* begin RECORDS SUPPLIED *
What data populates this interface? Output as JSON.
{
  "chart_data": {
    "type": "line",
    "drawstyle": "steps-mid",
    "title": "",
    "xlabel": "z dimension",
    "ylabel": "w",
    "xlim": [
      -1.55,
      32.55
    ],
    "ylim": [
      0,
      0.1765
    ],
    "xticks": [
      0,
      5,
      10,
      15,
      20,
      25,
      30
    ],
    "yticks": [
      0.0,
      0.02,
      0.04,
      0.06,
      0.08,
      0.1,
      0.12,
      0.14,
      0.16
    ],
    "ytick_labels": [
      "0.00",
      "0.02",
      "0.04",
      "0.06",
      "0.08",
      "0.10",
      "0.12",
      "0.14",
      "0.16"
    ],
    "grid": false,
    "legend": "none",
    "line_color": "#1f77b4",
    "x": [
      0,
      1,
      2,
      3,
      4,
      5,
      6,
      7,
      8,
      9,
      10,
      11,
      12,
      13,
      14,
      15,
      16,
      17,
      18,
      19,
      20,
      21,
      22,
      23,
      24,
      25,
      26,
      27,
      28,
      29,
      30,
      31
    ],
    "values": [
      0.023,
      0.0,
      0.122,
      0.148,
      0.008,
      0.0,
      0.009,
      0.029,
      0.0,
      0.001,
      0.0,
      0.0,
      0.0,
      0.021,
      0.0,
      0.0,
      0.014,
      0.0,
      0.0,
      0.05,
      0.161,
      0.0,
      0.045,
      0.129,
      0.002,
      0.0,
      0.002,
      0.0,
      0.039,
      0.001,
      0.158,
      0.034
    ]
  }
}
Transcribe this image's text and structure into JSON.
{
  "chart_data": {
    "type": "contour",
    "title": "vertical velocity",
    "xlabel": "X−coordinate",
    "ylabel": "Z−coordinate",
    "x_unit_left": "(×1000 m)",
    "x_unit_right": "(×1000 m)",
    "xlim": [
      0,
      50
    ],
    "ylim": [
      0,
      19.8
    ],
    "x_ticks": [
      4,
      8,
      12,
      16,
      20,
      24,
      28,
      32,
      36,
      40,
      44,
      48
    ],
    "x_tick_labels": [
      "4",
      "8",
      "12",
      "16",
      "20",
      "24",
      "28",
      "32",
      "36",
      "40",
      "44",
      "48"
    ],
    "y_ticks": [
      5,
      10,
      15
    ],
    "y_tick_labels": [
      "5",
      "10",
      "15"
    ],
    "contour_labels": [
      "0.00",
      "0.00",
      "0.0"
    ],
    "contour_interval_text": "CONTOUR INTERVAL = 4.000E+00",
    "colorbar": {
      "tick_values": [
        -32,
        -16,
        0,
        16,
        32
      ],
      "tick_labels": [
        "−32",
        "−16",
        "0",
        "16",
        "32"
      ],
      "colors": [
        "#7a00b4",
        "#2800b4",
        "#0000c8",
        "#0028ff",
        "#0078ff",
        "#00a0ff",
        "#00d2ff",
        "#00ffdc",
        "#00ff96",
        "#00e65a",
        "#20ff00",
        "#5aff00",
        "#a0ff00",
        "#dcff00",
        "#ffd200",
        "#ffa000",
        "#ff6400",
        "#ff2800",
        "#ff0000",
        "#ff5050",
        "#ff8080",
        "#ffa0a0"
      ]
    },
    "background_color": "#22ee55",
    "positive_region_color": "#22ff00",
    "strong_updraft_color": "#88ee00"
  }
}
* end RECORDS SUPPLIED *
WHAT YOU WILL DO: Restate the listing in full, word for word.

IN RESPONSE:
What data populates this interface? Output as JSON.
{
  "chart_data": {
    "type": "line",
    "drawstyle": "steps-mid",
    "title": "",
    "xlabel": "z dimension",
    "ylabel": "w",
    "xlim": [
      -1.55,
      32.55
    ],
    "ylim": [
      0,
      0.1765
    ],
    "xticks": [
      0,
      5,
      10,
      15,
      20,
      25,
      30
    ],
    "yticks": [
      0.0,
      0.02,
      0.04,
      0.06,
      0.08,
      0.1,
      0.12,
      0.14,
      0.16
    ],
    "ytick_labels": [
      "0.00",
      "0.02",
      "0.04",
      "0.06",
      "0.08",
      "0.10",
      "0.12",
      "0.14",
      "0.16"
    ],
    "grid": false,
    "legend": "none",
    "line_color": "#1f77b4",
    "x": [
      0,
      1,
      2,
      3,
      4,
      5,
      6,
      7,
      8,
      9,
      10,
      11,
      12,
      13,
      14,
      15,
      16,
      17,
      18,
      19,
      20,
      21,
      22,
      23,
      24,
      25,
      26,
      27,
      28,
      29,
      30,
      31
    ],
    "values": [
      0.023,
      0.0,
      0.122,
      0.148,
      0.008,
      0.0,
      0.009,
      0.029,
      0.0,
      0.001,
      0.0,
      0.0,
      0.0,
      0.021,
      0.0,
      0.0,
      0.014,
      0.0,
      0.0,
      0.05,
      0.161,
      0.0,
      0.045,
      0.129,
      0.002,
      0.0,
      0.002,
      0.0,
      0.039,
      0.001,
      0.158,
      0.034
    ]
  }
}
Transcribe this image's text and structure into JSON.
{
  "chart_data": {
    "type": "contour",
    "title": "vertical velocity",
    "xlabel": "X−coordinate",
    "ylabel": "Z−coordinate",
    "x_unit_left": "(×1000 m)",
    "x_unit_right": "(×1000 m)",
    "xlim": [
      0,
      50
    ],
    "ylim": [
      0,
      19.8
    ],
    "x_ticks": [
      4,
      8,
      12,
      16,
      20,
      24,
      28,
      32,
      36,
      40,
      44,
      48
    ],
    "x_tick_labels": [
      "4",
      "8",
      "12",
      "16",
      "20",
      "24",
      "28",
      "32",
      "36",
      "40",
      "44",
      "48"
    ],
    "y_ticks": [
      5,
      10,
      15
    ],
    "y_tick_labels": [
      "5",
      "10",
      "15"
    ],
    "contour_labels": [
      "0.00",
      "0.00",
      "0.0"
    ],
    "contour_interval_text": "CONTOUR INTERVAL = 4.000E+00",
    "colorbar": {
      "tick_values": [
        -32,
        -16,
        0,
        16,
        32
      ],
      "tick_labels": [
        "−32",
        "−16",
        "0",
        "16",
        "32"
      ],
      "colors": [
        "#7a00b4",
        "#2800b4",
        "#0000c8",
        "#0028ff",
        "#0078ff",
        "#00a0ff",
        "#00d2ff",
        "#00ffdc",
        "#00ff96",
        "#00e65a",
        "#20ff00",
        "#5aff00",
        "#a0ff00",
        "#dcff00",
        "#ffd200",
        "#ffa000",
        "#ff6400",
        "#ff2800",
        "#ff0000",
        "#ff5050",
        "#ff8080",
        "#ffa0a0"
      ]
    },
    "background_color": "#22ee55",
    "positive_region_color": "#22ff00",
    "strong_updraft_color": "#88ee00"
  }
}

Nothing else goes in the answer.